Your task is to give the number of lines in the listing that include "sleep", and nothing else.

- **DATA LINES**:
#####

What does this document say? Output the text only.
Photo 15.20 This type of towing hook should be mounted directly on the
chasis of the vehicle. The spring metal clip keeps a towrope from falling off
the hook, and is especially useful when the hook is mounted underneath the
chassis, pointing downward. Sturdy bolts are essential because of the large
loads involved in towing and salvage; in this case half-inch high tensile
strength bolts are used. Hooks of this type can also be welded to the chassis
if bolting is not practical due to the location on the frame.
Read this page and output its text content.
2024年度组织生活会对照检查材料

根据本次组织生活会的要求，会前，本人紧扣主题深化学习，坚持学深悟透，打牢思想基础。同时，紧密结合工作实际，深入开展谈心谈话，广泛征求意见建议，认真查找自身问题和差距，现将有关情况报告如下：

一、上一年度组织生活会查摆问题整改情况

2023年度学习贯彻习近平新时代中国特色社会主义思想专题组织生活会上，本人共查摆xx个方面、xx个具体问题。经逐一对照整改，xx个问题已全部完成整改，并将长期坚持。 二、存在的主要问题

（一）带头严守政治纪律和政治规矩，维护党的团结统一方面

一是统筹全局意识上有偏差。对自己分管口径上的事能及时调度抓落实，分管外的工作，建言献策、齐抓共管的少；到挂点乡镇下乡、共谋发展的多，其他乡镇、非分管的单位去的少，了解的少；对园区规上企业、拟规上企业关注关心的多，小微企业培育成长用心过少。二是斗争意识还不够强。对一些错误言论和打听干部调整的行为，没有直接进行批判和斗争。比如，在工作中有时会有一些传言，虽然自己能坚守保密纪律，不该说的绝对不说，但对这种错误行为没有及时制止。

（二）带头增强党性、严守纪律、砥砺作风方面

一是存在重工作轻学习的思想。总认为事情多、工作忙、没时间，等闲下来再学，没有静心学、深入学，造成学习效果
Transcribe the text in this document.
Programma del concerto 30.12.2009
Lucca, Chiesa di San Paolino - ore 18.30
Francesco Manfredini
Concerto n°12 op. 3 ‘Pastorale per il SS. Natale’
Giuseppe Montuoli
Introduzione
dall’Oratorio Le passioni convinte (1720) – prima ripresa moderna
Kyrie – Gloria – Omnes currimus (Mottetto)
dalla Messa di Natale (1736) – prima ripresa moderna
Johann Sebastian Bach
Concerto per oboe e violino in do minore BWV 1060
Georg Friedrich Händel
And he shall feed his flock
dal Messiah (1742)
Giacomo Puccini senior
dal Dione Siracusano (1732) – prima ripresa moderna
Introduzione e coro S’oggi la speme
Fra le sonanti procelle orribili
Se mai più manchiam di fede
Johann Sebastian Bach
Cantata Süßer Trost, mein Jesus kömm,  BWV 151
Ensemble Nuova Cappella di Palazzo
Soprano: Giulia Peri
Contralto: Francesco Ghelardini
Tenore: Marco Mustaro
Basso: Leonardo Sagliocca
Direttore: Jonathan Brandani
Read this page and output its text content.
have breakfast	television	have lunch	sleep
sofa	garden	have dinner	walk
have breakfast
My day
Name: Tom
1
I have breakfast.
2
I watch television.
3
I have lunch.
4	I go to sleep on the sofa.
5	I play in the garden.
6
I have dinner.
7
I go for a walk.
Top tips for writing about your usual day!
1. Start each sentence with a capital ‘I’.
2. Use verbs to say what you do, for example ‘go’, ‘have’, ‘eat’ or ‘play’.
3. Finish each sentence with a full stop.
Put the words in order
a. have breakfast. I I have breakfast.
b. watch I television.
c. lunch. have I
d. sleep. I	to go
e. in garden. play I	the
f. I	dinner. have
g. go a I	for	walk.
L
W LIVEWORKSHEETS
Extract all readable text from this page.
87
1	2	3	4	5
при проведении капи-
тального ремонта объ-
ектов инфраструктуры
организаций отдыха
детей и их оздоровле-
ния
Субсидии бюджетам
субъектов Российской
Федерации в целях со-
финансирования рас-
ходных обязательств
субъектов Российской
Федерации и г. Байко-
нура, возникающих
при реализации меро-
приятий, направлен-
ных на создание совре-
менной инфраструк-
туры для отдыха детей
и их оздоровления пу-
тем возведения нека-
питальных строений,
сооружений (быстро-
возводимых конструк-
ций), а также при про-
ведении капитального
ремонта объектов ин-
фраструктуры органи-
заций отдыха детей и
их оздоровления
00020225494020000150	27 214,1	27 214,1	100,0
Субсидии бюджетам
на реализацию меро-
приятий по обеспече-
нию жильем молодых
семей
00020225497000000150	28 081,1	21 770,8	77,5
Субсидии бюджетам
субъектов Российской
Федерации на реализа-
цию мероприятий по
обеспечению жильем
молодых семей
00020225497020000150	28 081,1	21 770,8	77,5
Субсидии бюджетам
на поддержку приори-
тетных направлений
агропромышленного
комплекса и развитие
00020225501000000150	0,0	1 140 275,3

#####

- **PROBLEM SOLUTION**:
3